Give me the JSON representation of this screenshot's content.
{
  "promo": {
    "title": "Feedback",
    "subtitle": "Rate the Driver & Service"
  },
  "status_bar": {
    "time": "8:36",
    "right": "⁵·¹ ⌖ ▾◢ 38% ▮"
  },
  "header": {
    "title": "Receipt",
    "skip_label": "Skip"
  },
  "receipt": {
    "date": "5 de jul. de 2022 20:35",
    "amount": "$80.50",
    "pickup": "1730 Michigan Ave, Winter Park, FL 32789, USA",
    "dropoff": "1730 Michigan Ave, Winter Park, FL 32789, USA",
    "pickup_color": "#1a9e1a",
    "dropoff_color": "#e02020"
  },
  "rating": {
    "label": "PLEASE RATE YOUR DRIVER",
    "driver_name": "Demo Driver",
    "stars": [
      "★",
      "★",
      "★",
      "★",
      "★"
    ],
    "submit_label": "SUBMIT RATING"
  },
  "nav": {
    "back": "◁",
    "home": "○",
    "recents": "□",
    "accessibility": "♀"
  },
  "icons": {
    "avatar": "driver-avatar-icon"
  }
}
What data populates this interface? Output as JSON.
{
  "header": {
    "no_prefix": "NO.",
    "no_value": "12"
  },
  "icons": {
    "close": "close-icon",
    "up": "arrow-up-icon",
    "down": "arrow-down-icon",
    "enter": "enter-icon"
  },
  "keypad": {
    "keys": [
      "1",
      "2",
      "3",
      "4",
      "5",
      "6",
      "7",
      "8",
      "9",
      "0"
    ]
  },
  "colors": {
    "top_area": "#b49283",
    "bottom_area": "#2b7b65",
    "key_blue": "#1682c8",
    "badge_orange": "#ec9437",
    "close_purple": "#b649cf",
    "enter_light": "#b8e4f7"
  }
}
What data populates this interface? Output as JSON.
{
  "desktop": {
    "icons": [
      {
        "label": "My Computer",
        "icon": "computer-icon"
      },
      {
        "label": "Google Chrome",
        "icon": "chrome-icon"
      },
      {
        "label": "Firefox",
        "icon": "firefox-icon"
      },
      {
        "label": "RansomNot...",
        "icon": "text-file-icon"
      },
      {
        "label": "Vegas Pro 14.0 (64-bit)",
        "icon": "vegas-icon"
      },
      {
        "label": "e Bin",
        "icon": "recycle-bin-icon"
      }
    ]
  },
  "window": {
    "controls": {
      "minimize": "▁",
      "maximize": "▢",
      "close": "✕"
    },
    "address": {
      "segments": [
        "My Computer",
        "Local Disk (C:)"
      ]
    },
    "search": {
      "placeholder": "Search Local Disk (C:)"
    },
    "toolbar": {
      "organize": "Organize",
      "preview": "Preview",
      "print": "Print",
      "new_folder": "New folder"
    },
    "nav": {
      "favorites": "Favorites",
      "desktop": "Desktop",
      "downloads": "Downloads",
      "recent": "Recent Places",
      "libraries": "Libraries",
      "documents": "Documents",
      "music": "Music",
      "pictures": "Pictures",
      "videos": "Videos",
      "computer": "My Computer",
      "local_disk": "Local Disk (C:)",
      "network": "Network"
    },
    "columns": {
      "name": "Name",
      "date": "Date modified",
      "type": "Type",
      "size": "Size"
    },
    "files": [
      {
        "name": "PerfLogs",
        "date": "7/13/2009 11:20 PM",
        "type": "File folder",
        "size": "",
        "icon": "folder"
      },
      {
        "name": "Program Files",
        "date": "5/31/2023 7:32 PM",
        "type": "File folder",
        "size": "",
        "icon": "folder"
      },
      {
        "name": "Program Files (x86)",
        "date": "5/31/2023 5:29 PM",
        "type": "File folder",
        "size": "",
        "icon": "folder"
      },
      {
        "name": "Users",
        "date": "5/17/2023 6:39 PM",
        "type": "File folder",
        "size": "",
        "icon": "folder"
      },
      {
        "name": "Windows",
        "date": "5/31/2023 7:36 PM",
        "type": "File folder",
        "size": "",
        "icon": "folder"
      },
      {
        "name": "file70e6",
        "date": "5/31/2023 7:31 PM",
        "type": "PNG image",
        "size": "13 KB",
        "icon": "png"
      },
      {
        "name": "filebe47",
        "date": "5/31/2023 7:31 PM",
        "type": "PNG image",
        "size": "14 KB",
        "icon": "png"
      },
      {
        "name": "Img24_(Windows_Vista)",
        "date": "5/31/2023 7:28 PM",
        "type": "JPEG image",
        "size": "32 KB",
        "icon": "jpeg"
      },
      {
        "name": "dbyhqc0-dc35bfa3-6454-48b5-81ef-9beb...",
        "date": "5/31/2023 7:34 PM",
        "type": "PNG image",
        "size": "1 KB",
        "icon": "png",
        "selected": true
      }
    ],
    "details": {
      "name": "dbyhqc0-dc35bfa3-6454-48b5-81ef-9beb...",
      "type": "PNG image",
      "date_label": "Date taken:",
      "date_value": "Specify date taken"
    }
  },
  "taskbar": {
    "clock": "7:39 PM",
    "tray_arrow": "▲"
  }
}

══════════════════════════════

PROBLEM STATEMENT: Please list every line of the records that contains "Park".

ANSWER TO THIS TASK:
    "pickup": "1730 Michigan Ave, Winter Park, FL 32789, USA",
    "dropoff": "1730 Michigan Ave, Winter Park, FL 32789, USA",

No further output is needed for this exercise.